## WRITTEN PROBLEM:
Tally how many lines include "journée". The number is the whole answer.

## ENTRIES PROVIDED:

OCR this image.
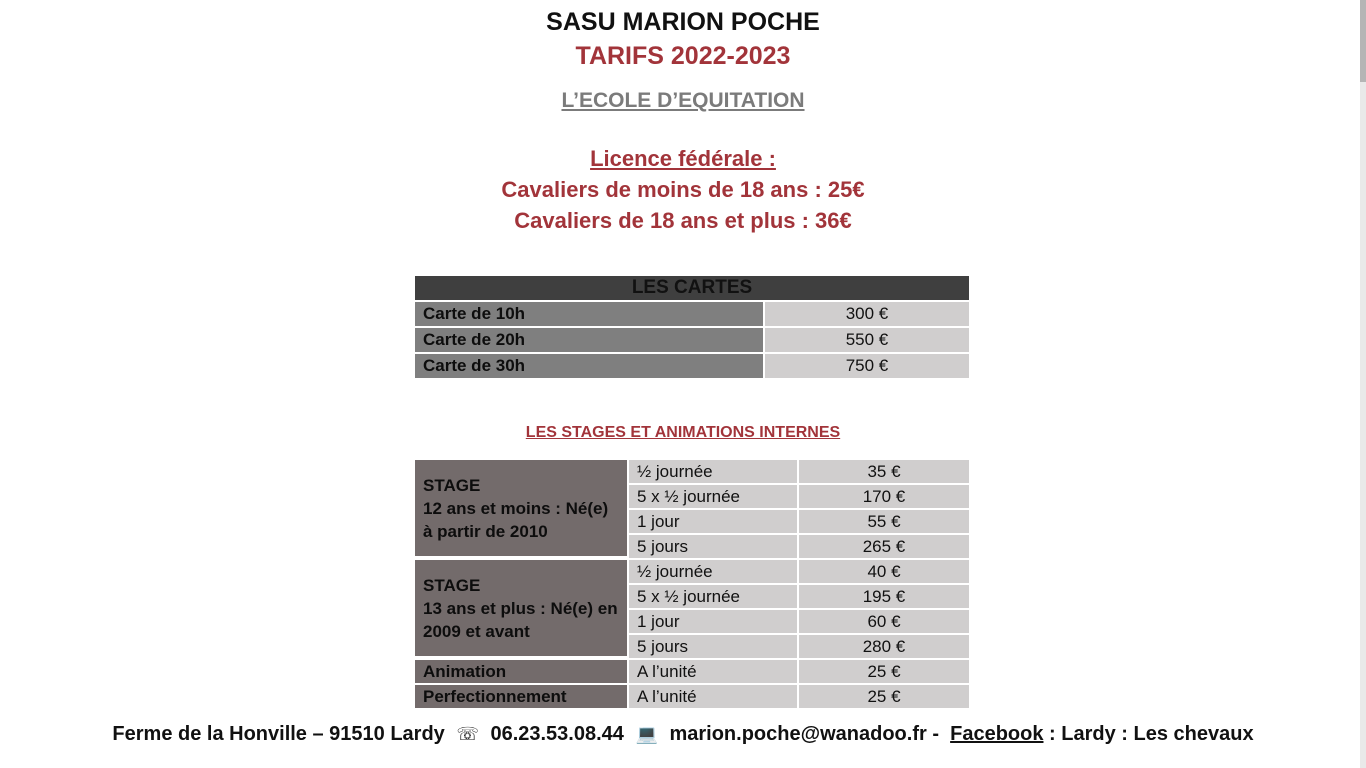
SASU MARION POCHE
TARIFS 2022-2023
L’ECOLE D’EQUITATION
Licence fédérale :
Cavaliers de moins de 18 ans : 25€
Cavaliers de 18 ans et plus : 36€
LES CARTES	
Carte de 10h	300 €
Carte de 20h	550 €
Carte de 30h	750 €
LES STAGES ET ANIMATIONS INTERNES
STAGE
12 ans et moins : Né(e)
à partir de 2010	½ journée	35 €
	5 x ½ journée	170 €
	1 jour	55 €
	5 jours	265 €

STAGE
13 ans et plus : Né(e) en
2009 et avant	½ journée	40 €
	5 x ½ journée	195 €
	1 jour	60 €
	5 jours	280 €
Animation	A l’unité	25 €
Perfectionnement	A l’unité	25 €
Ferme de la Honville – 91510 Lardy ☏ 06.23.53.08.44 💻 marion.poche@wanadoo.fr - Facebook : Lardy : Les chevaux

## ANSWER FOR THE TASK:
4